*** SUPPLIED DATA

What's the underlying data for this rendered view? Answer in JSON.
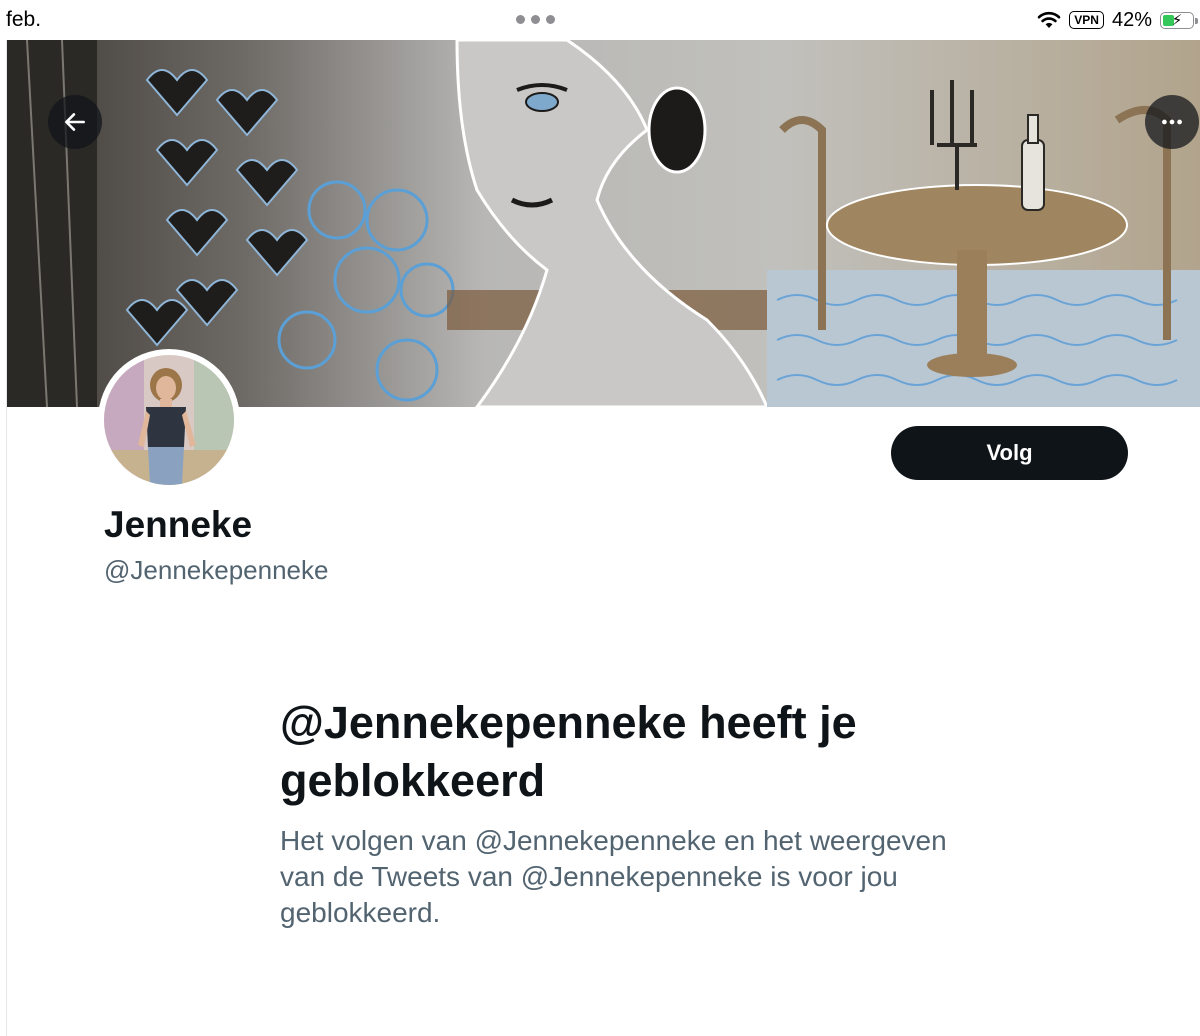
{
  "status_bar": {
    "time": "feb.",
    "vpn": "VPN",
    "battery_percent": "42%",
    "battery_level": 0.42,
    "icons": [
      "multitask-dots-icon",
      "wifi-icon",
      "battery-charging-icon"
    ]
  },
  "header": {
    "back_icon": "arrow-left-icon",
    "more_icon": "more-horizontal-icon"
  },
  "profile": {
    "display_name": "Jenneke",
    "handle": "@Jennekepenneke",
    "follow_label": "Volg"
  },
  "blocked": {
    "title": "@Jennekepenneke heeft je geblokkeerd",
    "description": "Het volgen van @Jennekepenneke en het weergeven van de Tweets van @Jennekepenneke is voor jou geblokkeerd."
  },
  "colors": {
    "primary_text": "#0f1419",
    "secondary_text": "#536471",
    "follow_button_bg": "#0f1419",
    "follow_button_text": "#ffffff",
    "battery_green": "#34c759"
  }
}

******

### OBJECTIVE
Give the data above again in full and unchanged, skipping the pictures.

### SOLUTION FOR THIS TASK
What's the underlying data for this rendered view? Answer in JSON.
{
  "status_bar": {
    "time": "feb.",
    "vpn": "VPN",
    "battery_percent": "42%",
    "battery_level": 0.42,
    "icons": [
      "multitask-dots-icon",
      "wifi-icon",
      "battery-charging-icon"
    ]
  },
  "header": {
    "back_icon": "arrow-left-icon",
    "more_icon": "more-horizontal-icon"
  },
  "profile": {
    "display_name": "Jenneke",
    "handle": "@Jennekepenneke",
    "follow_label": "Volg"
  },
  "blocked": {
    "title": "@Jennekepenneke heeft je geblokkeerd",
    "description": "Het volgen van @Jennekepenneke en het weergeven van de Tweets van @Jennekepenneke is voor jou geblokkeerd."
  },
  "colors": {
    "primary_text": "#0f1419",
    "secondary_text": "#536471",
    "follow_button_bg": "#0f1419",
    "follow_button_text": "#ffffff",
    "battery_green": "#34c759"
  }
}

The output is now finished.